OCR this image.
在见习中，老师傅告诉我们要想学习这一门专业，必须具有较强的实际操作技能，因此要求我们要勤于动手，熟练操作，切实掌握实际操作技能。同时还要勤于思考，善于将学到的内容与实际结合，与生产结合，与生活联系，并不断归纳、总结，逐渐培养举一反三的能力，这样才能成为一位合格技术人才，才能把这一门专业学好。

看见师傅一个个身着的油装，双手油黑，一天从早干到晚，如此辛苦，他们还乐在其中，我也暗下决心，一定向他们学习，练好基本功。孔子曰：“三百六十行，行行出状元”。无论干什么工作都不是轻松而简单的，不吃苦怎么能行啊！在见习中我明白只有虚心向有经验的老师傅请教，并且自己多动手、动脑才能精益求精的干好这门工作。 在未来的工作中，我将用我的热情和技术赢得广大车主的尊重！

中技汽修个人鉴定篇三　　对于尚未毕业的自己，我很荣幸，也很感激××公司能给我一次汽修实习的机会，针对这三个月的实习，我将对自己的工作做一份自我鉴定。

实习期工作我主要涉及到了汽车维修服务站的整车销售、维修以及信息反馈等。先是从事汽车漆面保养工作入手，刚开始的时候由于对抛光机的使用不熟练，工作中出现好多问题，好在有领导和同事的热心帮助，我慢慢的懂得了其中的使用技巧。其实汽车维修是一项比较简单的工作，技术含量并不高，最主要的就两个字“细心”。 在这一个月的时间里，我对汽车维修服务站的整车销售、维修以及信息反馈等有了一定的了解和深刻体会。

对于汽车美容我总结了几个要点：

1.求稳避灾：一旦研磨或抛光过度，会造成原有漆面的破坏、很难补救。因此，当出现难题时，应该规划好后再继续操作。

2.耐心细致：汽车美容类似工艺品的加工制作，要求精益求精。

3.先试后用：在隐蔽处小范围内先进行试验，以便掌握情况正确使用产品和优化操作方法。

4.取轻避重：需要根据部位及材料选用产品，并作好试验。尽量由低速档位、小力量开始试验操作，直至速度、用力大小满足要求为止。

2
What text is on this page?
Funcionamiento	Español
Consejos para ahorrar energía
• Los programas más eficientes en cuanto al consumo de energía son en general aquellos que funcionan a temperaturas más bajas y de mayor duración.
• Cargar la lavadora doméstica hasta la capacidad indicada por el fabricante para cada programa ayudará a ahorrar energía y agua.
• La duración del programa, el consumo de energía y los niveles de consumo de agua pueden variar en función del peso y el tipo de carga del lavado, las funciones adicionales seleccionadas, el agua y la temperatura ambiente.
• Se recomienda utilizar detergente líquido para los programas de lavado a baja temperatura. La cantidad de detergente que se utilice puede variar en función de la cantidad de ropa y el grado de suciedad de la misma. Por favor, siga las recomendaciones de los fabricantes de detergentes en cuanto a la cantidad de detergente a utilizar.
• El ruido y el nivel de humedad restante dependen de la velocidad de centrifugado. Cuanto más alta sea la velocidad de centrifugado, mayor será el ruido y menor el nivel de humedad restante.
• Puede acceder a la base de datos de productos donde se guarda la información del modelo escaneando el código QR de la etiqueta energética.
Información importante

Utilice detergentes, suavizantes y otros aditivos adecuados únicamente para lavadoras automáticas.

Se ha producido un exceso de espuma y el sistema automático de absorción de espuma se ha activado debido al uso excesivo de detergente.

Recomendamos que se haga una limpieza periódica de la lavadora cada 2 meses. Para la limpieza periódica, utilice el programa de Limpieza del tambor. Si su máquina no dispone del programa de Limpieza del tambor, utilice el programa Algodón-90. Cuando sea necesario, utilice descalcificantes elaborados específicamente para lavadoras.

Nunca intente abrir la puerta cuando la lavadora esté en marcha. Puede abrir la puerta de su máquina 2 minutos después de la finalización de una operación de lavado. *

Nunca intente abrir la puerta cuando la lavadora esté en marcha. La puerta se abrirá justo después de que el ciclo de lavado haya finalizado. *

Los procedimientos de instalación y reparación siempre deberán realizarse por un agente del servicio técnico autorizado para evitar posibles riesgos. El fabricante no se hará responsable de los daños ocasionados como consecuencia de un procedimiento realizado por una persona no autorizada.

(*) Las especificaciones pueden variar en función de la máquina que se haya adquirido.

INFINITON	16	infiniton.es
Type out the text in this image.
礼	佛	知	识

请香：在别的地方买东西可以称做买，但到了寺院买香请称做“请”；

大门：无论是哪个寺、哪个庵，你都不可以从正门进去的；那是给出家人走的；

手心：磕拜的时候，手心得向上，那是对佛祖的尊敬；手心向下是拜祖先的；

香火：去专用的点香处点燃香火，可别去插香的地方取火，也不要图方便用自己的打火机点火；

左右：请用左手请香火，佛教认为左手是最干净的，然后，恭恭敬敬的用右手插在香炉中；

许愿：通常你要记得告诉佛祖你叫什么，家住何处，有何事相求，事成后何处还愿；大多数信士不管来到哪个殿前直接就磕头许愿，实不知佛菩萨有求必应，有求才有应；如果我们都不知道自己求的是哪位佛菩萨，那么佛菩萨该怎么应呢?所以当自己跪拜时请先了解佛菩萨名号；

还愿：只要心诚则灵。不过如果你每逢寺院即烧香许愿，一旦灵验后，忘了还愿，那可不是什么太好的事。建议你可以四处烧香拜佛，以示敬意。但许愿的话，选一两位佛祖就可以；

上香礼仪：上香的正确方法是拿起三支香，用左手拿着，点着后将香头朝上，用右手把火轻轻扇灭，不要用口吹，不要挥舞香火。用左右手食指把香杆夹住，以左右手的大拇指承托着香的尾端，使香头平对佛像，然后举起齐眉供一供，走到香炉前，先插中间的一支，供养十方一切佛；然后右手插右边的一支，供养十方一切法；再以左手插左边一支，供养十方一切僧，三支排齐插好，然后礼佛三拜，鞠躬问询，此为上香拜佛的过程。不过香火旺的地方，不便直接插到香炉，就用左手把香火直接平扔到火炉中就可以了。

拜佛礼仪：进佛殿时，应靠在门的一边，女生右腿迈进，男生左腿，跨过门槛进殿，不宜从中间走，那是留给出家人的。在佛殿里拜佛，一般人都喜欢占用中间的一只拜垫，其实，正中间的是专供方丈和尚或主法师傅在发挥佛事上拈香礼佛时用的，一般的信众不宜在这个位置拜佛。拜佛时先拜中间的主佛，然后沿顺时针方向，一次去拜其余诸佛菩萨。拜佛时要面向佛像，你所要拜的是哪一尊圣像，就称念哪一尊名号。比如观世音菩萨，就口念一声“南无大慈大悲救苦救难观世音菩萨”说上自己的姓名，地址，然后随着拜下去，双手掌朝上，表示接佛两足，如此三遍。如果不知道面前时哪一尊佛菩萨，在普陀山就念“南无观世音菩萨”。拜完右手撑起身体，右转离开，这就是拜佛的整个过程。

* [Exercise prompt]: From the records given above, copy all lines containing "abrir".

* [Solution to this exercise]:
Nunca intente abrir la puerta cuando la lavadora esté en marcha. Puede abrir la puerta de su máquina 2 minutos después de la finalización de una operación de lavado. *
Nunca intente abrir la puerta cuando la lavadora esté en marcha. La puerta se abrirá justo después de que el ciclo de lavado haya finalizado. *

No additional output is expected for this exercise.